Set problem — What is needed here is an exact copy of every entry.

########

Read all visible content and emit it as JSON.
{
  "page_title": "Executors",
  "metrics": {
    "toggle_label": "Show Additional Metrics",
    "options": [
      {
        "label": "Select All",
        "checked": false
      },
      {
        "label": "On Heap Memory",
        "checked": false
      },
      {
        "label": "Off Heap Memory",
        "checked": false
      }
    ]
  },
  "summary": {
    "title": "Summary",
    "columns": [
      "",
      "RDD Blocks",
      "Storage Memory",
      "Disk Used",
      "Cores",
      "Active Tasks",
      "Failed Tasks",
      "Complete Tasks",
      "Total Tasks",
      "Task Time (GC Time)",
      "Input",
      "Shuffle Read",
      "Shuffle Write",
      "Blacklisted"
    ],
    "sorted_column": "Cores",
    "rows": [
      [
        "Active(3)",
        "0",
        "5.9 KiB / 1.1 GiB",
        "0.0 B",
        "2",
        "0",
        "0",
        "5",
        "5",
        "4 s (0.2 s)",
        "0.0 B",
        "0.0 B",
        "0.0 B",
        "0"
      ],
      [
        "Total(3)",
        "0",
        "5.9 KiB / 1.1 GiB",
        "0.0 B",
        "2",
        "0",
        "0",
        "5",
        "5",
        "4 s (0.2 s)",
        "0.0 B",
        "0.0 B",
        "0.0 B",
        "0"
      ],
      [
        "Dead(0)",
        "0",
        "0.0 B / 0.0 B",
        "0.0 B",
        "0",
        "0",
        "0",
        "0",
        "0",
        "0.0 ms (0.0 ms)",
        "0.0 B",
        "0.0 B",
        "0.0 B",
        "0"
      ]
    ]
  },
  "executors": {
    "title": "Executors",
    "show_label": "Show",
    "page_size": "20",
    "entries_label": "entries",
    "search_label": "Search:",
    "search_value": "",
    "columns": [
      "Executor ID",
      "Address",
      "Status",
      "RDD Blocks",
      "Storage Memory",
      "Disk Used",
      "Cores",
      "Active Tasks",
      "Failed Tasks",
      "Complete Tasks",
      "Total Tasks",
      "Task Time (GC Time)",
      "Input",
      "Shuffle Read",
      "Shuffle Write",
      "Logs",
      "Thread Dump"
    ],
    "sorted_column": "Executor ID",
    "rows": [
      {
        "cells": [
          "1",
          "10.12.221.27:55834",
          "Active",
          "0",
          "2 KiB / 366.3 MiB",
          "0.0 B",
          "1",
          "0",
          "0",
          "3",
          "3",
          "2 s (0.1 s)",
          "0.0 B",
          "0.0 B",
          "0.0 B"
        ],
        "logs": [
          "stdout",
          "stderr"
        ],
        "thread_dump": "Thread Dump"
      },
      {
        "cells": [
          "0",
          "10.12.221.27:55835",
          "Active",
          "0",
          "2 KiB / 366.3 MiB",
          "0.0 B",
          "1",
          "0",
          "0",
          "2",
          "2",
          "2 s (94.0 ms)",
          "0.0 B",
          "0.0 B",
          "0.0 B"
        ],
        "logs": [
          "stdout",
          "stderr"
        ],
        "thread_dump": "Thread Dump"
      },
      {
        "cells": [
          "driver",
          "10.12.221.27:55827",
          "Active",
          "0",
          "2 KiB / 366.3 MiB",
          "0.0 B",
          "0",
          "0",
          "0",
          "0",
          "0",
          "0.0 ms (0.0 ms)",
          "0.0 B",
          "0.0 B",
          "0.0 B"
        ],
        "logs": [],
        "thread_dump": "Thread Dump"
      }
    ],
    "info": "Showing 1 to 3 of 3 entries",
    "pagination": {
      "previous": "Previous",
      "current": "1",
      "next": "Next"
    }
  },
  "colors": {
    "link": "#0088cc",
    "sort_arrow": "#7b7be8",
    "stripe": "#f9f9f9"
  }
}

########

Expected answer —
Read all visible content and emit it as JSON.
{
  "page_title": "Executors",
  "metrics": {
    "toggle_label": "Show Additional Metrics",
    "options": [
      {
        "label": "Select All",
        "checked": false
      },
      {
        "label": "On Heap Memory",
        "checked": false
      },
      {
        "label": "Off Heap Memory",
        "checked": false
      }
    ]
  },
  "summary": {
    "title": "Summary",
    "columns": [
      "",
      "RDD Blocks",
      "Storage Memory",
      "Disk Used",
      "Cores",
      "Active Tasks",
      "Failed Tasks",
      "Complete Tasks",
      "Total Tasks",
      "Task Time (GC Time)",
      "Input",
      "Shuffle Read",
      "Shuffle Write",
      "Blacklisted"
    ],
    "sorted_column": "Cores",
    "rows": [
      [
        "Active(3)",
        "0",
        "5.9 KiB / 1.1 GiB",
        "0.0 B",
        "2",
        "0",
        "0",
        "5",
        "5",
        "4 s (0.2 s)",
        "0.0 B",
        "0.0 B",
        "0.0 B",
        "0"
      ],
      [
        "Total(3)",
        "0",
        "5.9 KiB / 1.1 GiB",
        "0.0 B",
        "2",
        "0",
        "0",
        "5",
        "5",
        "4 s (0.2 s)",
        "0.0 B",
        "0.0 B",
        "0.0 B",
        "0"
      ],
      [
        "Dead(0)",
        "0",
        "0.0 B / 0.0 B",
        "0.0 B",
        "0",
        "0",
        "0",
        "0",
        "0",
        "0.0 ms (0.0 ms)",
        "0.0 B",
        "0.0 B",
        "0.0 B",
        "0"
      ]
    ]
  },
  "executors": {
    "title": "Executors",
    "show_label": "Show",
    "page_size": "20",
    "entries_label": "entries",
    "search_label": "Search:",
    "search_value": "",
    "columns": [
      "Executor ID",
      "Address",
      "Status",
      "RDD Blocks",
      "Storage Memory",
      "Disk Used",
      "Cores",
      "Active Tasks",
      "Failed Tasks",
      "Complete Tasks",
      "Total Tasks",
      "Task Time (GC Time)",
      "Input",
      "Shuffle Read",
      "Shuffle Write",
      "Logs",
      "Thread Dump"
    ],
    "sorted_column": "Executor ID",
    "rows": [
      {
        "cells": [
          "1",
          "10.12.221.27:55834",
          "Active",
          "0",
          "2 KiB / 366.3 MiB",
          "0.0 B",
          "1",
          "0",
          "0",
          "3",
          "3",
          "2 s (0.1 s)",
          "0.0 B",
          "0.0 B",
          "0.0 B"
        ],
        "logs": [
          "stdout",
          "stderr"
        ],
        "thread_dump": "Thread Dump"
      },
      {
        "cells": [
          "0",
          "10.12.221.27:55835",
          "Active",
          "0",
          "2 KiB / 366.3 MiB",
          "0.0 B",
          "1",
          "0",
          "0",
          "2",
          "2",
          "2 s (94.0 ms)",
          "0.0 B",
          "0.0 B",
          "0.0 B"
        ],
        "logs": [
          "stdout",
          "stderr"
        ],
        "thread_dump": "Thread Dump"
      },
      {
        "cells": [
          "driver",
          "10.12.221.27:55827",
          "Active",
          "0",
          "2 KiB / 366.3 MiB",
          "0.0 B",
          "0",
          "0",
          "0",
          "0",
          "0",
          "0.0 ms (0.0 ms)",
          "0.0 B",
          "0.0 B",
          "0.0 B"
        ],
        "logs": [],
        "thread_dump": "Thread Dump"
      }
    ],
    "info": "Showing 1 to 3 of 3 entries",
    "pagination": {
      "previous": "Previous",
      "current": "1",
      "next": "Next"
    }
  },
  "colors": {
    "link": "#0088cc",
    "sort_arrow": "#7b7be8",
    "stripe": "#f9f9f9"
  }
}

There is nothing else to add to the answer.